### WHAT YOU ARE ASKED TO DO
Extract the records below word for word and ignore the images.

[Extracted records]
----------
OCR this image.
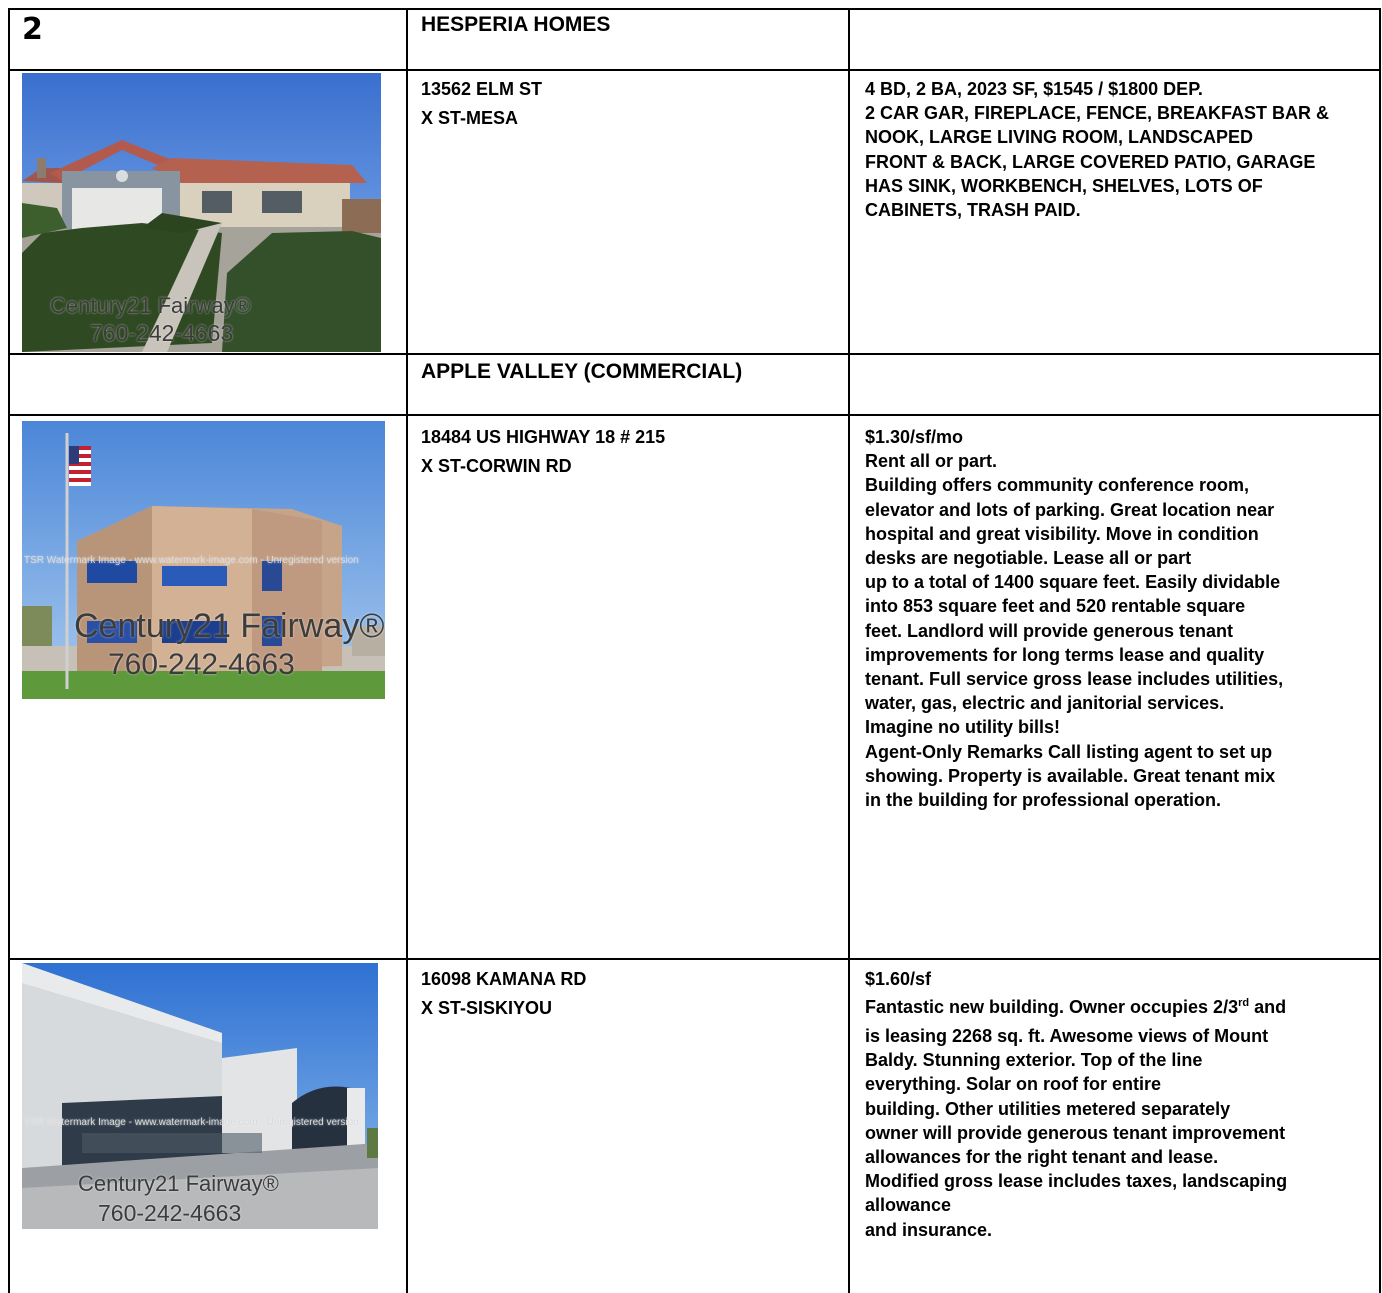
2	HESPERIA HOMES
Century21 Fairway®
760-242-4663
13562 ELM ST
X ST-MESA
4 BD, 2 BA, 2023 SF, $1545 / $1800 DEP.
2 CAR GAR, FIREPLACE, FENCE, BREAKFAST BAR &
NOOK, LARGE LIVING ROOM, LANDSCAPED
FRONT & BACK, LARGE COVERED PATIO, GARAGE
HAS SINK, WORKBENCH, SHELVES, LOTS OF
CABINETS, TRASH PAID.
APPLE VALLEY (COMMERCIAL)
TSR Watermark Image - www.watermark-image.com - Unregistered version
Century21 Fairway®
760-242-4663
18484 US HIGHWAY 18 # 215
X ST-CORWIN RD
$1.30/sf/mo
Rent all or part.
Building offers community conference room,
elevator and lots of parking. Great location near
hospital and great visibility. Move in condition
desks are negotiable. Lease all or part
up to a total of 1400 square feet. Easily dividable
into 853 square feet and 520 rentable square
feet. Landlord will provide generous tenant
improvements for long terms lease and quality
tenant. Full service gross lease includes utilities,
water, gas, electric and janitorial services.
Imagine no utility bills!
Agent-Only Remarks Call listing agent to set up
showing. Property is available. Great tenant mix
in the building for professional operation.
TSR Watermark Image - www.watermark-image.com - Unregistered version
Century21 Fairway®
760-242-4663
16098 KAMANA RD
X ST-SISKIYOU
$1.60/sf
Fantastic new building. Owner occupies 2/3rd and
is leasing 2268 sq. ft. Awesome views of Mount
Baldy. Stunning exterior. Top of the line
everything. Solar on roof for entire
building. Other utilities metered separately
owner will provide generous tenant improvement
allowances for the right tenant and lease.
Modified gross lease includes taxes, landscaping
allowance
and insurance.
----------
### WORKED ANSWER
OCR this image.
2	HESPERIA HOMES
Century21 Fairway®
760-242-4663
13562 ELM ST
X ST-MESA
4 BD, 2 BA, 2023 SF, $1545 / $1800 DEP.
2 CAR GAR, FIREPLACE, FENCE, BREAKFAST BAR &
NOOK, LARGE LIVING ROOM, LANDSCAPED
FRONT & BACK, LARGE COVERED PATIO, GARAGE
HAS SINK, WORKBENCH, SHELVES, LOTS OF
CABINETS, TRASH PAID.
APPLE VALLEY (COMMERCIAL)
TSR Watermark Image - www.watermark-image.com - Unregistered version
Century21 Fairway®
760-242-4663
18484 US HIGHWAY 18 # 215
X ST-CORWIN RD
$1.30/sf/mo
Rent all or part.
Building offers community conference room,
elevator and lots of parking. Great location near
hospital and great visibility. Move in condition
desks are negotiable. Lease all or part
up to a total of 1400 square feet. Easily dividable
into 853 square feet and 520 rentable square
feet. Landlord will provide generous tenant
improvements for long terms lease and quality
tenant. Full service gross lease includes utilities,
water, gas, electric and janitorial services.
Imagine no utility bills!
Agent-Only Remarks Call listing agent to set up
showing. Property is available. Great tenant mix
in the building for professional operation.
TSR Watermark Image - www.watermark-image.com - Unregistered version
Century21 Fairway®
760-242-4663
16098 KAMANA RD
X ST-SISKIYOU
$1.60/sf
Fantastic new building. Owner occupies 2/3rd and
is leasing 2268 sq. ft. Awesome views of Mount
Baldy. Stunning exterior. Top of the line
everything. Solar on roof for entire
building. Other utilities metered separately
owner will provide generous tenant improvement
allowances for the right tenant and lease.
Modified gross lease includes taxes, landscaping
allowance
and insurance.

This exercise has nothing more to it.